DIRECTIVE
Every line that includes the word "Class" is to be listed.

GIVEN ENTRIES
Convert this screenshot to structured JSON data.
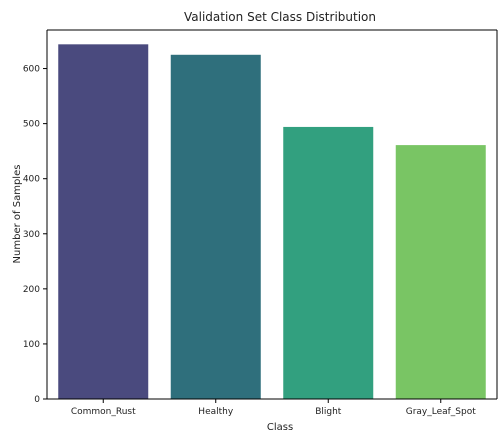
{
  "chart_data": {
    "type": "bar",
    "title": "Validation Set Class Distribution",
    "xlabel": "Class",
    "ylabel": "Number of Samples",
    "categories": [
      "Common_Rust",
      "Healthy",
      "Blight",
      "Gray_Leaf_Spot"
    ],
    "values": [
      644,
      625,
      494,
      461
    ],
    "ylim": [
      0,
      670
    ],
    "yticks": [
      0,
      100,
      200,
      300,
      400,
      500,
      600
    ],
    "grid": false,
    "colors": [
      "#4a4a7e",
      "#2f6f7c",
      "#32a07f",
      "#79c564"
    ]
  }
}
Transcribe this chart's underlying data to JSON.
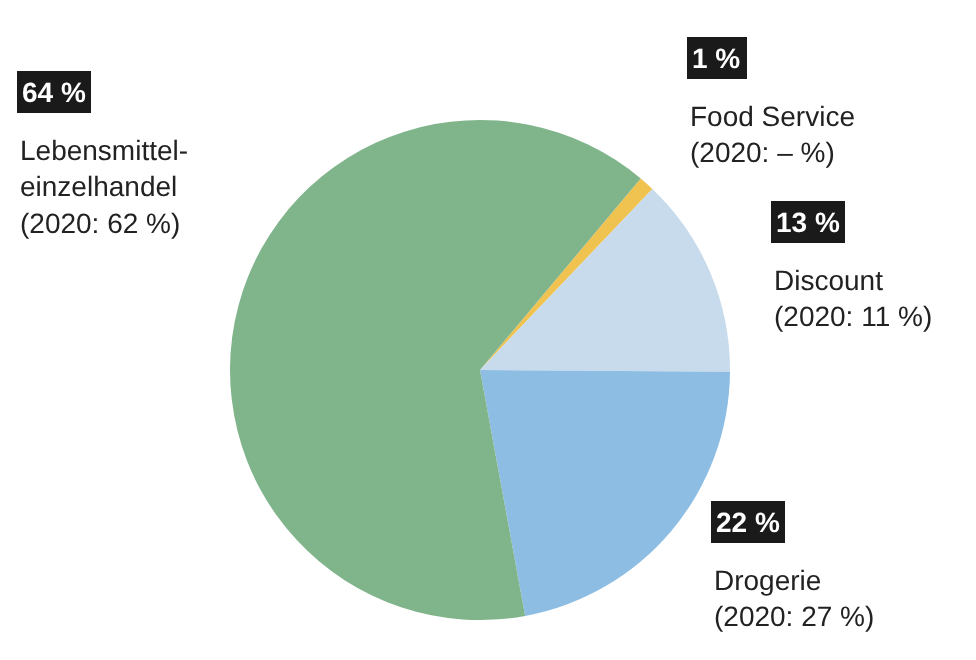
{
  "chart_data": {
    "type": "pie",
    "categories": [
      "Food Service",
      "Discount",
      "Drogerie",
      "Lebensmittel-\neinzelhandel"
    ],
    "values": [
      1,
      13,
      22,
      64
    ],
    "colors": [
      "#f0c24f",
      "#c7dbec",
      "#8dbde3",
      "#80b48b"
    ],
    "value_labels": [
      "1 %",
      "13 %",
      "22 %",
      "64 %"
    ],
    "annotations": [
      "(2020: – %)",
      "(2020: 11 %)",
      "(2020: 27 %)",
      "(2020: 62 %)"
    ],
    "legend": false
  }
}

RESULT
    "title": "Validation Set Class Distribution",
    "xlabel": "Class",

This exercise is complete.